(Extracted data entries)
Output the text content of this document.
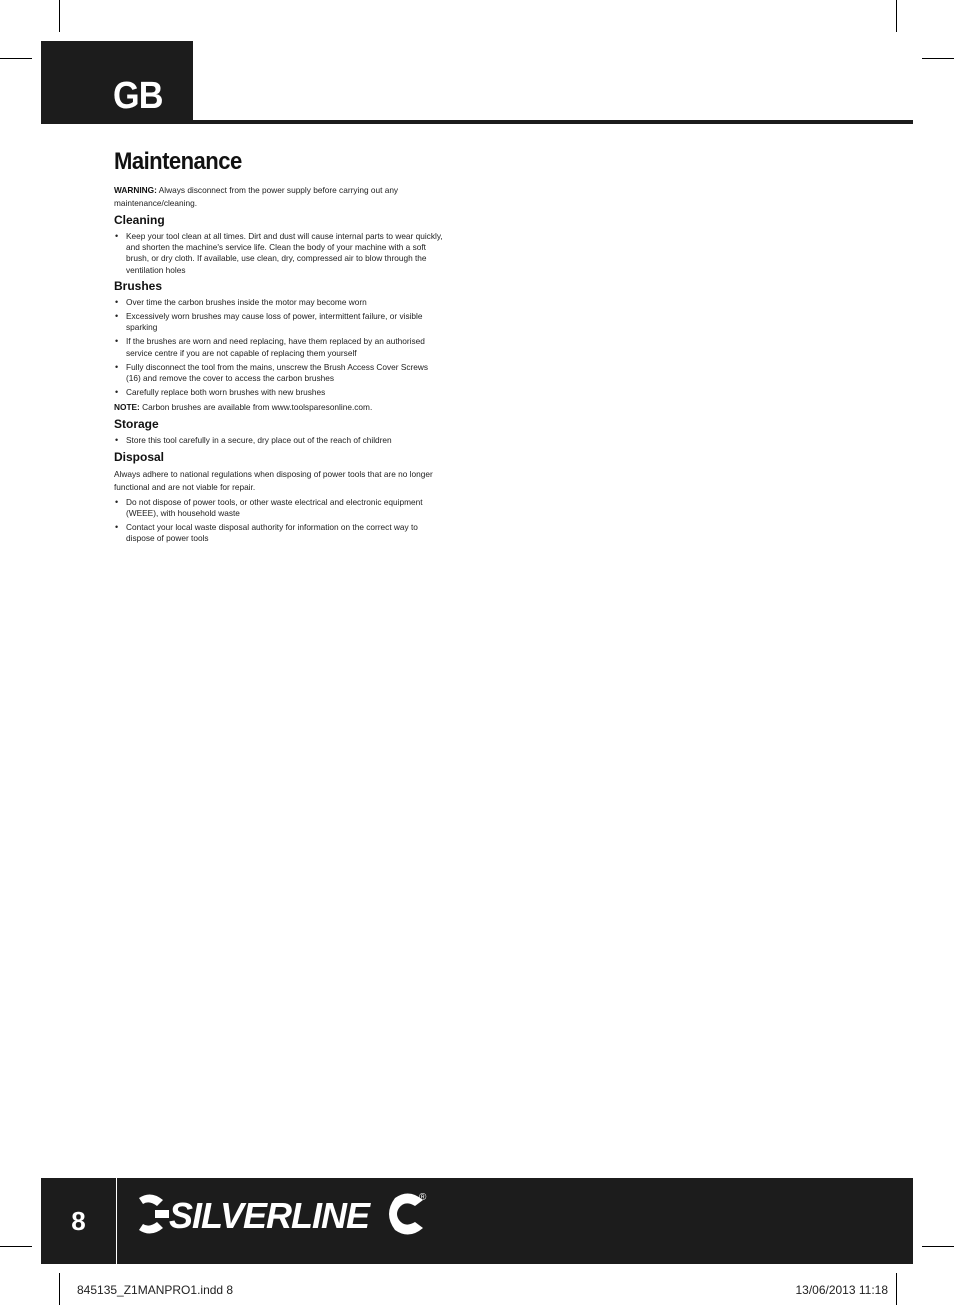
GB
Maintenance

WARNING: Always disconnect from the power supply before carrying out any maintenance/cleaning.

Cleaning
• Keep your tool clean at all times. Dirt and dust will cause internal parts to wear quickly, and shorten the machine's service life. Clean the body of your machine with a soft brush, or dry cloth. If available, use clean, dry, compressed air to blow through the ventilation holes
Brushes
• Over time the carbon brushes inside the motor may become worn
• Excessively worn brushes may cause loss of power, intermittent failure, or visible sparking
• If the brushes are worn and need replacing, have them replaced by an authorised service centre if you are not capable of replacing them yourself
• Fully disconnect the tool from the mains, unscrew the Brush Access Cover Screws (16) and remove the cover to access the carbon brushes
• Carefully replace both worn brushes with new brushes

NOTE: Carbon brushes are available from www.toolsparesonline.com.

Storage
• Store this tool carefully in a secure, dry place out of the reach of children
Disposal

Always adhere to national regulations when disposing of power tools that are no longer functional and are not viable for repair.

• Do not dispose of power tools, or other waste electrical and electronic equipment (WEEE), with household waste
• Contact your local waste disposal authority for information on the correct way to dispose of power tools
8	SILVERLINE	®
845135_Z1MANPRO1.indd 8	13/06/2013 11:18
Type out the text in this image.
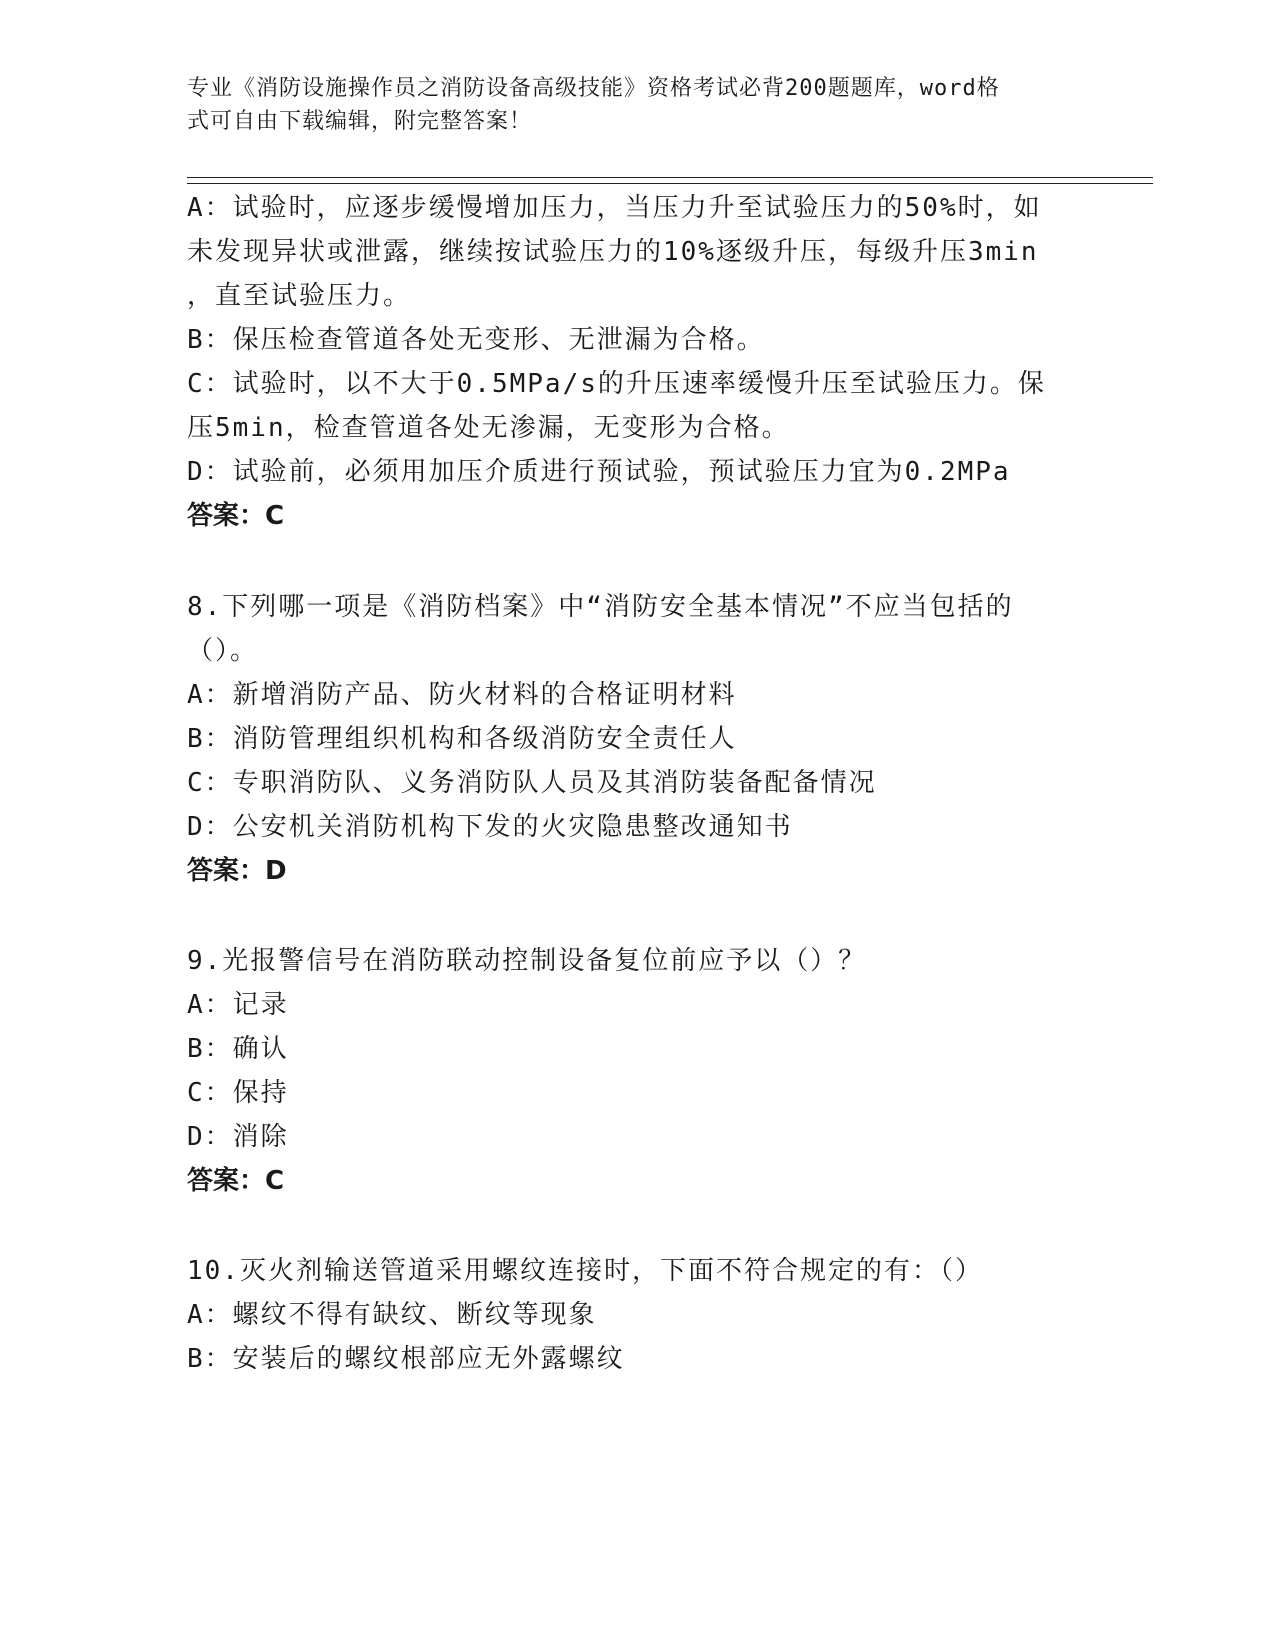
专业《消防设施操作员之消防设备高级技能》资格考试必背200题题库，word格
式可自由下载编辑，附完整答案！
A：试验时，应逐步缓慢增加压力，当压力升至试验压力的50%时，如
未发现异状或泄露，继续按试验压力的10%逐级升压，每级升压3min
，直至试验压力。
B：保压检查管道各处无变形、无泄漏为合格。
C：试验时，以不大于0.5MPa/s的升压速率缓慢升压至试验压力。保
压5min，检查管道各处无渗漏，无变形为合格。
D：试验前，必须用加压介质进行预试验，预试验压力宜为0.2MPa
答案：C
8.下列哪一项是《消防档案》中“消防安全基本情况”不应当包括的
（）。
A：新增消防产品、防火材料的合格证明材料
B：消防管理组织机构和各级消防安全责任人
C：专职消防队、义务消防队人员及其消防装备配备情况
D：公安机关消防机构下发的火灾隐患整改通知书
答案：D
9.光报警信号在消防联动控制设备复位前应予以（）？
A：记录
B：确认
C：保持
D：消除
答案：C
10.灭火剂输送管道采用螺纹连接时，下面不符合规定的有：（）
A：螺纹不得有缺纹、断纹等现象
B：安装后的螺纹根部应无外露螺纹
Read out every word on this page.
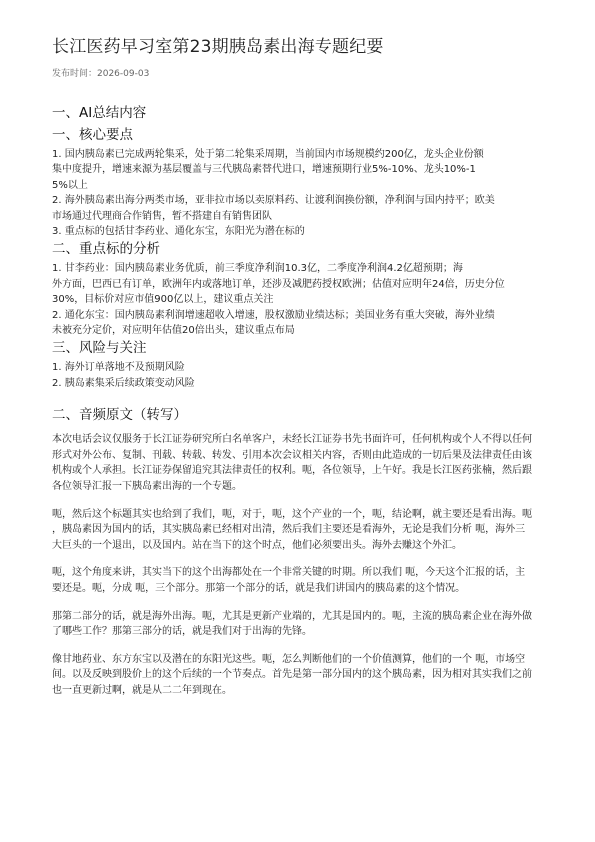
长江医药早习室第23期胰岛素出海专题纪要
发布时间：2026-09-03
一、AI总结内容
一、核心要点
1. 国内胰岛素已完成两轮集采，处于第二轮集采周期，当前国内市场规模约200亿，龙头企业份额
集中度提升，增速来源为基层覆盖与三代胰岛素替代进口，增速预期行业5%-10%、龙头10%-1
5%以上
2. 海外胰岛素出海分两类市场，亚非拉市场以卖原料药、让渡利润换份额，净利润与国内持平；欧美
市场通过代理商合作销售，暂不搭建自有销售团队
3. 重点标的包括甘李药业、通化东宝，东阳光为潜在标的
二、重点标的分析
1. 甘李药业：国内胰岛素业务优质，前三季度净利润10.3亿，二季度净利润4.2亿超预期；海
外方面，巴西已有订单，欧洲年内或落地订单，还涉及减肥药授权欧洲；估值对应明年24倍，历史分位
30%，目标价对应市值900亿以上，建议重点关注
2. 通化东宝：国内胰岛素利润增速超收入增速，股权激励业绩达标；美国业务有重大突破，海外业绩
未被充分定价，对应明年估值20倍出头，建议重点布局
三、风险与关注
1. 海外订单落地不及预期风险
2. 胰岛素集采后续政策变动风险
二、音频原文（转写）
本次电话会议仅服务于长江证券研究所白名单客户，未经长江证券书先书面许可，任何机构或个人不得以任何
形式对外公布、复制、刊载、转载、转发、引用本次会议相关内容，否则由此造成的一切后果及法律责任由该
机构或个人承担。长江证券保留追究其法律责任的权利。呃，各位领导，上午好。我是长江医药张楠，然后跟
各位领导汇报一下胰岛素出海的一个专题。
呃，然后这个标题其实也给到了我们，呃，对于，呃，这个产业的一个，呃，结论啊，就主要还是看出海。呃
，胰岛素因为国内的话，其实胰岛素已经相对出清，然后我们主要还是看海外，无论是我们分析 呃，海外三
大巨头的一个退出，以及国内。站在当下的这个时点，他们必须要出头。海外去赚这个外汇。
呃，这个角度来讲，其实当下的这个出海都处在一个非常关键的时期。所以我们 呃，今天这个汇报的话，主
要还是。呃，分成 呃，三个部分。那第一个部分的话，就是我们讲国内的胰岛素的这个情况。
那第二部分的话，就是海外出海。呃，尤其是更新产业端的，尤其是国内的。呃，主流的胰岛素企业在海外做
了哪些工作？那第三部分的话，就是我们对于出海的先锋。
像甘地药业、东方东宝以及潜在的东阳光这些。呃，怎么判断他们的一个价值测算，他们的一个 呃，市场空
间。以及反映到股价上的这个后续的一个节奏点。首先是第一部分国内的这个胰岛素，因为相对其实我们之前
也一直更新过啊，就是从二二年到现在。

### What you should do:
Repeat the entries exactly. Pictures are excluded from the copy.

### Response to the exercise:
Output the text content of this document.
GB
Maintenance

WARNING: Always disconnect from the power supply before carrying out any maintenance/cleaning.

Cleaning
• Keep your tool clean at all times. Dirt and dust will cause internal parts to wear quickly, and shorten the machine's service life. Clean the body of your machine with a soft brush, or dry cloth. If available, use clean, dry, compressed air to blow through the ventilation holes
Brushes
• Over time the carbon brushes inside the motor may become worn
• Excessively worn brushes may cause loss of power, intermittent failure, or visible sparking
• If the brushes are worn and need replacing, have them replaced by an authorised service centre if you are not capable of replacing them yourself
• Fully disconnect the tool from the mains, unscrew the Brush Access Cover Screws (16) and remove the cover to access the carbon brushes
• Carefully replace both worn brushes with new brushes

NOTE: Carbon brushes are available from www.toolsparesonline.com.

Storage
• Store this tool carefully in a secure, dry place out of the reach of children
Disposal

Always adhere to national regulations when disposing of power tools that are no longer functional and are not viable for repair.

• Do not dispose of power tools, or other waste electrical and electronic equipment (WEEE), with household waste
• Contact your local waste disposal authority for information on the correct way to dispose of power tools
8	SILVERLINE	®
845135_Z1MANPRO1.indd 8	13/06/2013 11:18
Type out the text in this image.
专业《消防设施操作员之消防设备高级技能》资格考试必背200题题库，word格
式可自由下载编辑，附完整答案！
A：试验时，应逐步缓慢增加压力，当压力升至试验压力的50%时，如
未发现异状或泄露，继续按试验压力的10%逐级升压，每级升压3min
，直至试验压力。
B：保压检查管道各处无变形、无泄漏为合格。
C：试验时，以不大于0.5MPa/s的升压速率缓慢升压至试验压力。保
压5min，检查管道各处无渗漏，无变形为合格。
D：试验前，必须用加压介质进行预试验，预试验压力宜为0.2MPa
答案：C
8.下列哪一项是《消防档案》中“消防安全基本情况”不应当包括的
（）。
A：新增消防产品、防火材料的合格证明材料
B：消防管理组织机构和各级消防安全责任人
C：专职消防队、义务消防队人员及其消防装备配备情况
D：公安机关消防机构下发的火灾隐患整改通知书
答案：D
9.光报警信号在消防联动控制设备复位前应予以（）？
A：记录
B：确认
C：保持
D：消除
答案：C
10.灭火剂输送管道采用螺纹连接时，下面不符合规定的有：（）
A：螺纹不得有缺纹、断纹等现象
B：安装后的螺纹根部应无外露螺纹
Read out every word on this page.
长江医药早习室第23期胰岛素出海专题纪要
发布时间：2026-09-03
一、AI总结内容
一、核心要点
1. 国内胰岛素已完成两轮集采，处于第二轮集采周期，当前国内市场规模约200亿，龙头企业份额
集中度提升，增速来源为基层覆盖与三代胰岛素替代进口，增速预期行业5%-10%、龙头10%-1
5%以上
2. 海外胰岛素出海分两类市场，亚非拉市场以卖原料药、让渡利润换份额，净利润与国内持平；欧美
市场通过代理商合作销售，暂不搭建自有销售团队
3. 重点标的包括甘李药业、通化东宝，东阳光为潜在标的
二、重点标的分析
1. 甘李药业：国内胰岛素业务优质，前三季度净利润10.3亿，二季度净利润4.2亿超预期；海
外方面，巴西已有订单，欧洲年内或落地订单，还涉及减肥药授权欧洲；估值对应明年24倍，历史分位
30%，目标价对应市值900亿以上，建议重点关注
2. 通化东宝：国内胰岛素利润增速超收入增速，股权激励业绩达标；美国业务有重大突破，海外业绩
未被充分定价，对应明年估值20倍出头，建议重点布局
三、风险与关注
1. 海外订单落地不及预期风险
2. 胰岛素集采后续政策变动风险
二、音频原文（转写）
本次电话会议仅服务于长江证券研究所白名单客户，未经长江证券书先书面许可，任何机构或个人不得以任何
形式对外公布、复制、刊载、转载、转发、引用本次会议相关内容，否则由此造成的一切后果及法律责任由该
机构或个人承担。长江证券保留追究其法律责任的权利。呃，各位领导，上午好。我是长江医药张楠，然后跟
各位领导汇报一下胰岛素出海的一个专题。
呃，然后这个标题其实也给到了我们，呃，对于，呃，这个产业的一个，呃，结论啊，就主要还是看出海。呃
，胰岛素因为国内的话，其实胰岛素已经相对出清，然后我们主要还是看海外，无论是我们分析 呃，海外三
大巨头的一个退出，以及国内。站在当下的这个时点，他们必须要出头。海外去赚这个外汇。
呃，这个角度来讲，其实当下的这个出海都处在一个非常关键的时期。所以我们 呃，今天这个汇报的话，主
要还是。呃，分成 呃，三个部分。那第一个部分的话，就是我们讲国内的胰岛素的这个情况。
那第二部分的话，就是海外出海。呃，尤其是更新产业端的，尤其是国内的。呃，主流的胰岛素企业在海外做
了哪些工作？那第三部分的话，就是我们对于出海的先锋。
像甘地药业、东方东宝以及潜在的东阳光这些。呃，怎么判断他们的一个价值测算，他们的一个 呃，市场空
间。以及反映到股价上的这个后续的一个节奏点。首先是第一部分国内的这个胰岛素，因为相对其实我们之前
也一直更新过啊，就是从二二年到现在。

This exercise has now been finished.